— Goal —
What is the number of lines in these entries that include "category"? Write that number and no other text.
━━━
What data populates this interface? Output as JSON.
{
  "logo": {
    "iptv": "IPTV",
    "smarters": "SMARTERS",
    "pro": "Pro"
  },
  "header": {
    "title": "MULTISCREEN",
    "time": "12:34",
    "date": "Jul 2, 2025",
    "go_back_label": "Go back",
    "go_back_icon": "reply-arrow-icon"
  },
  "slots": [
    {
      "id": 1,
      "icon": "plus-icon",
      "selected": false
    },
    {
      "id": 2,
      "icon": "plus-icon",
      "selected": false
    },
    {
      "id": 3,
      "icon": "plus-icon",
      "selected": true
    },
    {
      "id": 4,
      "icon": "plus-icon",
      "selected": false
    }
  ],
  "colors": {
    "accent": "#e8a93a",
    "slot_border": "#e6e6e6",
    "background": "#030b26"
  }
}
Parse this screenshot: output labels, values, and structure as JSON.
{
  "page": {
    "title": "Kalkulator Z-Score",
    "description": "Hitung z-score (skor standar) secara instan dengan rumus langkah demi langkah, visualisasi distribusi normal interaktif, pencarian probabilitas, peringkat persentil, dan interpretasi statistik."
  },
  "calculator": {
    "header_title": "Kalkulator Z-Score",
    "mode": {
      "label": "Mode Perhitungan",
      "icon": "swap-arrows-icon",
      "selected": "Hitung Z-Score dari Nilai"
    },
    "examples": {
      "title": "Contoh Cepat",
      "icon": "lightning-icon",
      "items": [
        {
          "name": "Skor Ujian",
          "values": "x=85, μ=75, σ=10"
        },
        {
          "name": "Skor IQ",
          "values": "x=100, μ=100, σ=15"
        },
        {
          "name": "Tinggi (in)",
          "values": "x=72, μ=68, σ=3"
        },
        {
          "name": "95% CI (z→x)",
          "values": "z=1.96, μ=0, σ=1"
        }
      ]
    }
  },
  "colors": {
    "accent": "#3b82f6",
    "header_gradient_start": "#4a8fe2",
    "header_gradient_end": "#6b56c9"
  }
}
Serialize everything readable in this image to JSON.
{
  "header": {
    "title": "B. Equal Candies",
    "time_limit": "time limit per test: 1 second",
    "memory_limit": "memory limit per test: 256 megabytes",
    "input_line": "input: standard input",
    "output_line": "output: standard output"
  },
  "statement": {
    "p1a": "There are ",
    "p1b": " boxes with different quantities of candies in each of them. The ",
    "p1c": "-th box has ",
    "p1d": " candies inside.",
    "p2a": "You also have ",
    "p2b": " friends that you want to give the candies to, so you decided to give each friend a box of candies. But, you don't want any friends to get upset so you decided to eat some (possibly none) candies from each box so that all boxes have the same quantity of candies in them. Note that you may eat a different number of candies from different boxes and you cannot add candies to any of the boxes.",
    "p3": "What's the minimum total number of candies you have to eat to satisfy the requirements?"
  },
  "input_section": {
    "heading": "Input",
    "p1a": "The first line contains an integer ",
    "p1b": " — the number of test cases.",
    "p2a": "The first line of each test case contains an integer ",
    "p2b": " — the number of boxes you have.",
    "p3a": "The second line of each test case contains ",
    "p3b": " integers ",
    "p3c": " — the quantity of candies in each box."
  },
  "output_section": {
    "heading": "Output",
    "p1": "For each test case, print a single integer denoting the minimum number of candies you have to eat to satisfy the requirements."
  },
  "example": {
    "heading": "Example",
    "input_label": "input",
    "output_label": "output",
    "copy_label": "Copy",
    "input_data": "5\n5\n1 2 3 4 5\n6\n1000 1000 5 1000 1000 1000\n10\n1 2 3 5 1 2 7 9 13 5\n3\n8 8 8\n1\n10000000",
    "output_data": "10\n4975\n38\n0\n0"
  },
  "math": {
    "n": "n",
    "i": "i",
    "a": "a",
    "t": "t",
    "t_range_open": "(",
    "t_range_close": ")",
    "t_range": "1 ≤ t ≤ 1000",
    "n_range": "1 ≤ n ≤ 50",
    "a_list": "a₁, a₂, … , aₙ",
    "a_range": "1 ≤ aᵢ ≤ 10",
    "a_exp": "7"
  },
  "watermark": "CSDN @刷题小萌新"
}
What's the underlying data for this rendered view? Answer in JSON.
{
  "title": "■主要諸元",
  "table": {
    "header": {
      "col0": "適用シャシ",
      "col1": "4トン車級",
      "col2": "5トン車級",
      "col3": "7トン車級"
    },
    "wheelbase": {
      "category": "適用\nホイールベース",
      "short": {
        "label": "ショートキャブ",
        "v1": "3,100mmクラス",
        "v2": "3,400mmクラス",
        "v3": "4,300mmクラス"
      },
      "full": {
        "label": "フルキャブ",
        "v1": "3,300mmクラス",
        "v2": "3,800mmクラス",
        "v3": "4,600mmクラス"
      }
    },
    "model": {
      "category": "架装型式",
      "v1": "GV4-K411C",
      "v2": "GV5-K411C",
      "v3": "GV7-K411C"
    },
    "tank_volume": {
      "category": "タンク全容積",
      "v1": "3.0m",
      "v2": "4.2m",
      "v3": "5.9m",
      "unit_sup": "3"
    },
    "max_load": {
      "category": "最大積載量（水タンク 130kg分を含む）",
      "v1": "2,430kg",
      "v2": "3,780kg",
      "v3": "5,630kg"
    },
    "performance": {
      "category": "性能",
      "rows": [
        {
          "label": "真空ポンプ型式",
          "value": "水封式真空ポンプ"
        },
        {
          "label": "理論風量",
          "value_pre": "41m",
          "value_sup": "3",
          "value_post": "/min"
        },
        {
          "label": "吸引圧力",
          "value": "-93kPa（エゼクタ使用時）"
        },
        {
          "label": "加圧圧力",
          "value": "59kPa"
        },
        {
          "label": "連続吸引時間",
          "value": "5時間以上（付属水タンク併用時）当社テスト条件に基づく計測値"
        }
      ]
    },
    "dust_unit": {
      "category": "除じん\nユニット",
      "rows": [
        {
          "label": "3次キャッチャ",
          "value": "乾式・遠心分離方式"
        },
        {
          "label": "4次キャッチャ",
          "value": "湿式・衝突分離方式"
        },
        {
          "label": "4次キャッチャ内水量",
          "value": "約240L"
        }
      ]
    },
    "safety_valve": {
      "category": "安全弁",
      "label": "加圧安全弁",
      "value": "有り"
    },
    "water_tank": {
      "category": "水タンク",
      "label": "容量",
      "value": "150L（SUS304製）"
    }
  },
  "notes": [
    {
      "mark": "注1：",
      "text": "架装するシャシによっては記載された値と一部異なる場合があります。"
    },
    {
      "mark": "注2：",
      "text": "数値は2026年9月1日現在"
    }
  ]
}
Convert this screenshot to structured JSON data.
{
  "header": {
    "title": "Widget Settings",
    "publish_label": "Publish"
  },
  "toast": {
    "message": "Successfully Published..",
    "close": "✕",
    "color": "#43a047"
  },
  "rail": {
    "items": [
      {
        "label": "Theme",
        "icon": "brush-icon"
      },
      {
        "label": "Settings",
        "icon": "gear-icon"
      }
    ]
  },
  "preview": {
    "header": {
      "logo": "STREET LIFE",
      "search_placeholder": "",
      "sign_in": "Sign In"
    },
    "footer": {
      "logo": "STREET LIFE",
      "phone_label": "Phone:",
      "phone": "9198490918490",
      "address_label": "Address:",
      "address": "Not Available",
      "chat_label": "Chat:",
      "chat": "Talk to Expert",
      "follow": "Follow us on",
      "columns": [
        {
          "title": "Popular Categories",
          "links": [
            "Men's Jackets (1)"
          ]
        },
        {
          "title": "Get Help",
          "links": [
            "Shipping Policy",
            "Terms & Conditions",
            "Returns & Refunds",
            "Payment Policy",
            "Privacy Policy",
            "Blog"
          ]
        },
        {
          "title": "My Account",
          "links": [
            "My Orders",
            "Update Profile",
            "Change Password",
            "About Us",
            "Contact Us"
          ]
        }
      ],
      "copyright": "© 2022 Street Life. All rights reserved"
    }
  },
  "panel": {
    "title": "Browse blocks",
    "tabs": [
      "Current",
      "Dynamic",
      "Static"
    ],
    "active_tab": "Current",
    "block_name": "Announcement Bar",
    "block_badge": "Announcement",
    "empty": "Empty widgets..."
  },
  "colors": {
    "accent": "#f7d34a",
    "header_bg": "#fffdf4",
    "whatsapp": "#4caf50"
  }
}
━━━
— Complete output —
8